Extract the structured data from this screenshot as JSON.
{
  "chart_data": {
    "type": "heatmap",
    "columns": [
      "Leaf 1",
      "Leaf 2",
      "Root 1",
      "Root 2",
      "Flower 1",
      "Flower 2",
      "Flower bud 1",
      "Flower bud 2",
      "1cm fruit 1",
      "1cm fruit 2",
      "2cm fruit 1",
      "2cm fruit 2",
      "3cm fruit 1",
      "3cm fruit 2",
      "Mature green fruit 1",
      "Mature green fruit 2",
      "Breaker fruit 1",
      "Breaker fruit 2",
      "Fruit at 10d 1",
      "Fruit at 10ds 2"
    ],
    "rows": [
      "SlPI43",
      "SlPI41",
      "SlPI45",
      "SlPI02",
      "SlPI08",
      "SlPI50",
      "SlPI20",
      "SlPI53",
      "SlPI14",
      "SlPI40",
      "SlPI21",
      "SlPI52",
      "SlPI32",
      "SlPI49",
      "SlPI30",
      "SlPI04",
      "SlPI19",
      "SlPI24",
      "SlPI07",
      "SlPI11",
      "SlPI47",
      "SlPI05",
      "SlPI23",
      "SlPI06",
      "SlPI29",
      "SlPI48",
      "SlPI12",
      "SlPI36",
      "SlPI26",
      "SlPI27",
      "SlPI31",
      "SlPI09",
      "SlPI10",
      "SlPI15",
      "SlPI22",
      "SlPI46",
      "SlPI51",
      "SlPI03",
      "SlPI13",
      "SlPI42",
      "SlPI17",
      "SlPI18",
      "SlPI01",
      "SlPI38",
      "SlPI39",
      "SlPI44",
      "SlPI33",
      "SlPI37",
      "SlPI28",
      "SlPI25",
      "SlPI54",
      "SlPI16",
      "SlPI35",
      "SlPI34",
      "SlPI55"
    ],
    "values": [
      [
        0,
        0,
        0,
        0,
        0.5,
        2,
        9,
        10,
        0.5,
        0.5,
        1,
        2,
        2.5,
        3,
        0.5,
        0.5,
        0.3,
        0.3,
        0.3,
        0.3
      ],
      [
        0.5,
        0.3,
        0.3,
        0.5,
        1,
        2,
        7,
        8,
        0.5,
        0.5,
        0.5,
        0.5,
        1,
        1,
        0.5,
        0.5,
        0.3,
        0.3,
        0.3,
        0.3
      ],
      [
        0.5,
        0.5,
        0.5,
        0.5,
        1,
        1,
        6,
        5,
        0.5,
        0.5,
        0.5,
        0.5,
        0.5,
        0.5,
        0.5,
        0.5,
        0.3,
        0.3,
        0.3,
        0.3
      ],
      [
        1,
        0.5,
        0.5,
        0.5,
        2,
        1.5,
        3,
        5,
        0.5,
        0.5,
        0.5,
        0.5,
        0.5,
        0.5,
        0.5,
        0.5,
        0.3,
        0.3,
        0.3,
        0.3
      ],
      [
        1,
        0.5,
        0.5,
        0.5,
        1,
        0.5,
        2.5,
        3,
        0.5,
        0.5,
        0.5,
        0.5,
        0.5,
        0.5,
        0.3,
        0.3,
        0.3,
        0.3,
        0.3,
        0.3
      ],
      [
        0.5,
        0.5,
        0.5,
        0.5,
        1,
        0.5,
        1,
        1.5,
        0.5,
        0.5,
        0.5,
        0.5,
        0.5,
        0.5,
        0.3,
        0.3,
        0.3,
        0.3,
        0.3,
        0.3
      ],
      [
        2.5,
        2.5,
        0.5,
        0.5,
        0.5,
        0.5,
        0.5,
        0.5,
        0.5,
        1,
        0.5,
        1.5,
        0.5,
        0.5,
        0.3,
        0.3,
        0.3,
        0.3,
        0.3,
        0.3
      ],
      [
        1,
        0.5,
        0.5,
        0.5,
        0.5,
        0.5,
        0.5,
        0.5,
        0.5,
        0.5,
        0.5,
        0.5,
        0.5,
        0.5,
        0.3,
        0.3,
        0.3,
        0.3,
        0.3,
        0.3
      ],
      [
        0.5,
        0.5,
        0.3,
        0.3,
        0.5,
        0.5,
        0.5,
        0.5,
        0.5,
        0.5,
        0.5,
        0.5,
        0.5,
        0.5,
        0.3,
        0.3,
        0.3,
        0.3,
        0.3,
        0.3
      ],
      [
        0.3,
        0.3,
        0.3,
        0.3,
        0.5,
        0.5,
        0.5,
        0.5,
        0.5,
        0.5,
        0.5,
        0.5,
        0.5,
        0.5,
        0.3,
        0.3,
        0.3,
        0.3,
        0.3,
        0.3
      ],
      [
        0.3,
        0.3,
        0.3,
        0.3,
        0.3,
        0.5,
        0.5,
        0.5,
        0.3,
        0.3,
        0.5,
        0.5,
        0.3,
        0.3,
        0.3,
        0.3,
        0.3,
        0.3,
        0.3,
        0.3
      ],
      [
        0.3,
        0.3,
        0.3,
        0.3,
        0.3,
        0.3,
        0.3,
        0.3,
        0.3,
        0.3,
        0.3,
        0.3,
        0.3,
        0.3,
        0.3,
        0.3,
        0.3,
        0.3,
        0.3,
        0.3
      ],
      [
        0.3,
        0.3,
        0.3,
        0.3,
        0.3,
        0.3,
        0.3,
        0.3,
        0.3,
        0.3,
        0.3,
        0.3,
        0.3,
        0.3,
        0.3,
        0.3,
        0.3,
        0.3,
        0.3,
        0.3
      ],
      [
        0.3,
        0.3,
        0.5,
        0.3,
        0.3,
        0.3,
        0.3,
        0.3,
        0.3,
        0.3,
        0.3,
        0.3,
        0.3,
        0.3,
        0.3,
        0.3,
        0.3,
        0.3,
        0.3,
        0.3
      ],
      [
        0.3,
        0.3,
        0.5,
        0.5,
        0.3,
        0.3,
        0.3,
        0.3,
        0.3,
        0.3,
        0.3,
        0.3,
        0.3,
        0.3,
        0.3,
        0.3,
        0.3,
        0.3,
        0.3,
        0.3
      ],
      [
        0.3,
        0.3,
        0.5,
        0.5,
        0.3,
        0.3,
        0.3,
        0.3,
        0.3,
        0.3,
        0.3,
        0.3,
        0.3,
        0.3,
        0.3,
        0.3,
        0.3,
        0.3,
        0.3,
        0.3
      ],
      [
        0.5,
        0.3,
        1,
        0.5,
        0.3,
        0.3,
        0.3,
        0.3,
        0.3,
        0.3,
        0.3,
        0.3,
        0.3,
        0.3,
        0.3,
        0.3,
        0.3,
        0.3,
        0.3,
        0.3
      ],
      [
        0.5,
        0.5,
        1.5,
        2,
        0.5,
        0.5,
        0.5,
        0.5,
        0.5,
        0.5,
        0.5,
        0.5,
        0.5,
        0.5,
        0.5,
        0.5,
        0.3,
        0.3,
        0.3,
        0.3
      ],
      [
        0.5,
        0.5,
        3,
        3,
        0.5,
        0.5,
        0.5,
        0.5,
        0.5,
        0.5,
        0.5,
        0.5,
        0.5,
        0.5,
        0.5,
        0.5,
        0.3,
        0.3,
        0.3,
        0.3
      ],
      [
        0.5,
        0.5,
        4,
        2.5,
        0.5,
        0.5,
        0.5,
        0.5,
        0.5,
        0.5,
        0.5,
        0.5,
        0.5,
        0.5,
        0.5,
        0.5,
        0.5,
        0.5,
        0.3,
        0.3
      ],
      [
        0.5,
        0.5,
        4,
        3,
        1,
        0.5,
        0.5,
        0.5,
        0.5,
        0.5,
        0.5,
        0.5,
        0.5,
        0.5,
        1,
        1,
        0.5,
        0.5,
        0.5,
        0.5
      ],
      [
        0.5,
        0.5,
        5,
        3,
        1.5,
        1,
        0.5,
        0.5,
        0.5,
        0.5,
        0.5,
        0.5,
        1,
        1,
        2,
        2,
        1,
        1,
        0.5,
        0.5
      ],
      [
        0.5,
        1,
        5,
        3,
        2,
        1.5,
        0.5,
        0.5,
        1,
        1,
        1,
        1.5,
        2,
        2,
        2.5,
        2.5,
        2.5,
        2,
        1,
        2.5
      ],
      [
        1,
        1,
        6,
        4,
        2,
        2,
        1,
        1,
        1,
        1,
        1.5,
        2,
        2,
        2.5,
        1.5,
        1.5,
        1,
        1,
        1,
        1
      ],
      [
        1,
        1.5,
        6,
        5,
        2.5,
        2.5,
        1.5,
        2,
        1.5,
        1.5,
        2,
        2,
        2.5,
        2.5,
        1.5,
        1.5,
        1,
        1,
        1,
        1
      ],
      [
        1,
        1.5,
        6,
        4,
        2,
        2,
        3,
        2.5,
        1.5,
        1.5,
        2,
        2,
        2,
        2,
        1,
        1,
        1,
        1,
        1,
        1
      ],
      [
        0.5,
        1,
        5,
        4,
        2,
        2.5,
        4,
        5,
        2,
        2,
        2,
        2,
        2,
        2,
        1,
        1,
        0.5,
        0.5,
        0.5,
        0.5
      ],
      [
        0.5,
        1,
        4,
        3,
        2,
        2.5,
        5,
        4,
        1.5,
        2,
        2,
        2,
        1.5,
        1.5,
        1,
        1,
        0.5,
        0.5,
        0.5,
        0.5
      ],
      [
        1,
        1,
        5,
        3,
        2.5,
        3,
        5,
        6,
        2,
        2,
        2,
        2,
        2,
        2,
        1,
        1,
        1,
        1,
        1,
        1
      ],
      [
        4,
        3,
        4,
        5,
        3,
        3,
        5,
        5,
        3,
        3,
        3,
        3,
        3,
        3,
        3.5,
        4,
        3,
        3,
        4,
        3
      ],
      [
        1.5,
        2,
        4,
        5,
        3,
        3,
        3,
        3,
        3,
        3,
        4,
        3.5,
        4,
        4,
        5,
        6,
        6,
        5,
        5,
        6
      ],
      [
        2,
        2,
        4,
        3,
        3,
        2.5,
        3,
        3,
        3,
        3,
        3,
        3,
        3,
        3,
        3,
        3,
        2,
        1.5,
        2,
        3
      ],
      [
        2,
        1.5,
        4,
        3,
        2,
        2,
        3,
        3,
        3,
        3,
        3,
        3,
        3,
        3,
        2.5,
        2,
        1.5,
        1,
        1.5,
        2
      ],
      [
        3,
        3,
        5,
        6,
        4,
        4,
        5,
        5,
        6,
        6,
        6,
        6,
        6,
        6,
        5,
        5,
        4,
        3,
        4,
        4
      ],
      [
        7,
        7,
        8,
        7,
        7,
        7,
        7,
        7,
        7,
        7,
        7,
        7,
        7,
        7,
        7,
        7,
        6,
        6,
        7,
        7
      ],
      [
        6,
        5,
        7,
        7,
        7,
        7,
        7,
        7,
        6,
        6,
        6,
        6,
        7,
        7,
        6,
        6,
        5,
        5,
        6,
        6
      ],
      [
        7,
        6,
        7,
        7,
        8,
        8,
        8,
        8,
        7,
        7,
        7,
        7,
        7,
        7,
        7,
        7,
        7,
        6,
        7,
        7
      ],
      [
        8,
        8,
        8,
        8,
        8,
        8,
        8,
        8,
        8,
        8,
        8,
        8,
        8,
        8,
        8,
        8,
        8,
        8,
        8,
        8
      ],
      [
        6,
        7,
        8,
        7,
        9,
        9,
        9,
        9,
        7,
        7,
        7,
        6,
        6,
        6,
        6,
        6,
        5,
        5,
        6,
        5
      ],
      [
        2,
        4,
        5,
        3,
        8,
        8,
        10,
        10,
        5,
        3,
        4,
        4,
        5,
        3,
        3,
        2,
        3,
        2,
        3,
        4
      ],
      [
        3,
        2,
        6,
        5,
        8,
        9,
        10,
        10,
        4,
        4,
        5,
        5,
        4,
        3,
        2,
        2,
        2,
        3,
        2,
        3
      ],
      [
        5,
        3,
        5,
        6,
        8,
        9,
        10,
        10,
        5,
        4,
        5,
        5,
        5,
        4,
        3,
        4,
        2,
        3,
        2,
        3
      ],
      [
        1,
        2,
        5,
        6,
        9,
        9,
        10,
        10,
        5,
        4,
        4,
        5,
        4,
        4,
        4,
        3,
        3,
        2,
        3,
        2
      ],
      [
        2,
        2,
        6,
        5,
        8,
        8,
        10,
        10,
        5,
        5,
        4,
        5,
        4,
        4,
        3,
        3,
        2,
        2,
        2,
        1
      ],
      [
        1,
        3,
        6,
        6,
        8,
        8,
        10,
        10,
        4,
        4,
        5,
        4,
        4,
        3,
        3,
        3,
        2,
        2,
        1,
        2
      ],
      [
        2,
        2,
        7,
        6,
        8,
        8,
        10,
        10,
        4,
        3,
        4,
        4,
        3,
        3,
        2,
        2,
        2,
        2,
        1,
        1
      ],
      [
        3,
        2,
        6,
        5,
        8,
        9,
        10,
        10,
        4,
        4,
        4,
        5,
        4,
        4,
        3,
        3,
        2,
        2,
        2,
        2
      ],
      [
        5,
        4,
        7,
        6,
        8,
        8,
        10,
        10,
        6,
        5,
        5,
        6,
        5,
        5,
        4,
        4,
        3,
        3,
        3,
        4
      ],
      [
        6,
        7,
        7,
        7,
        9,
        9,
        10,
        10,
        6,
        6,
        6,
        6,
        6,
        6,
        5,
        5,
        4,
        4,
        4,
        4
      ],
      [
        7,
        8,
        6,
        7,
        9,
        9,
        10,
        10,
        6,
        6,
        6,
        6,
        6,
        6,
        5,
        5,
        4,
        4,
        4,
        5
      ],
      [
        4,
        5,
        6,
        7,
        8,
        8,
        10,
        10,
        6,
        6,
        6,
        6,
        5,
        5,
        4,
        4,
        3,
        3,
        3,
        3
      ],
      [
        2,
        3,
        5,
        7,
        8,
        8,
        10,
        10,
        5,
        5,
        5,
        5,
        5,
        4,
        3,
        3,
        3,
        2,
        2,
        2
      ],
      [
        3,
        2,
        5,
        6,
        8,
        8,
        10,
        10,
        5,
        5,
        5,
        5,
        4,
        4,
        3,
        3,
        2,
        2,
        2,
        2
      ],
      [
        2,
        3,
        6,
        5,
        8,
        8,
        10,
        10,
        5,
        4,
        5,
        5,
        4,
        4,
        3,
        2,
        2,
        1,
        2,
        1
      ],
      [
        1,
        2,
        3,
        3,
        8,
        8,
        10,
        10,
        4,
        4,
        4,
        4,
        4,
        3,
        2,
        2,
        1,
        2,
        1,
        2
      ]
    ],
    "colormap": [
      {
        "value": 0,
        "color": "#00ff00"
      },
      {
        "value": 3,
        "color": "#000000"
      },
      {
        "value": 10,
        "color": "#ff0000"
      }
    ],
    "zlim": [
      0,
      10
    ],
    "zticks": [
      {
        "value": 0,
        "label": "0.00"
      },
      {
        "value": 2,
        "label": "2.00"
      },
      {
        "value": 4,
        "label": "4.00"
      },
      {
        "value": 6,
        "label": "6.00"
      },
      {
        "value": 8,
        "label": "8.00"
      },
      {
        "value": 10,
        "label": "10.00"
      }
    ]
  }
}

——————————

Check each line above for the string "green", then copy the ones that have it.

EXERCISE RESPONSE:
      "Mature green fruit 1",
      "Mature green fruit 2",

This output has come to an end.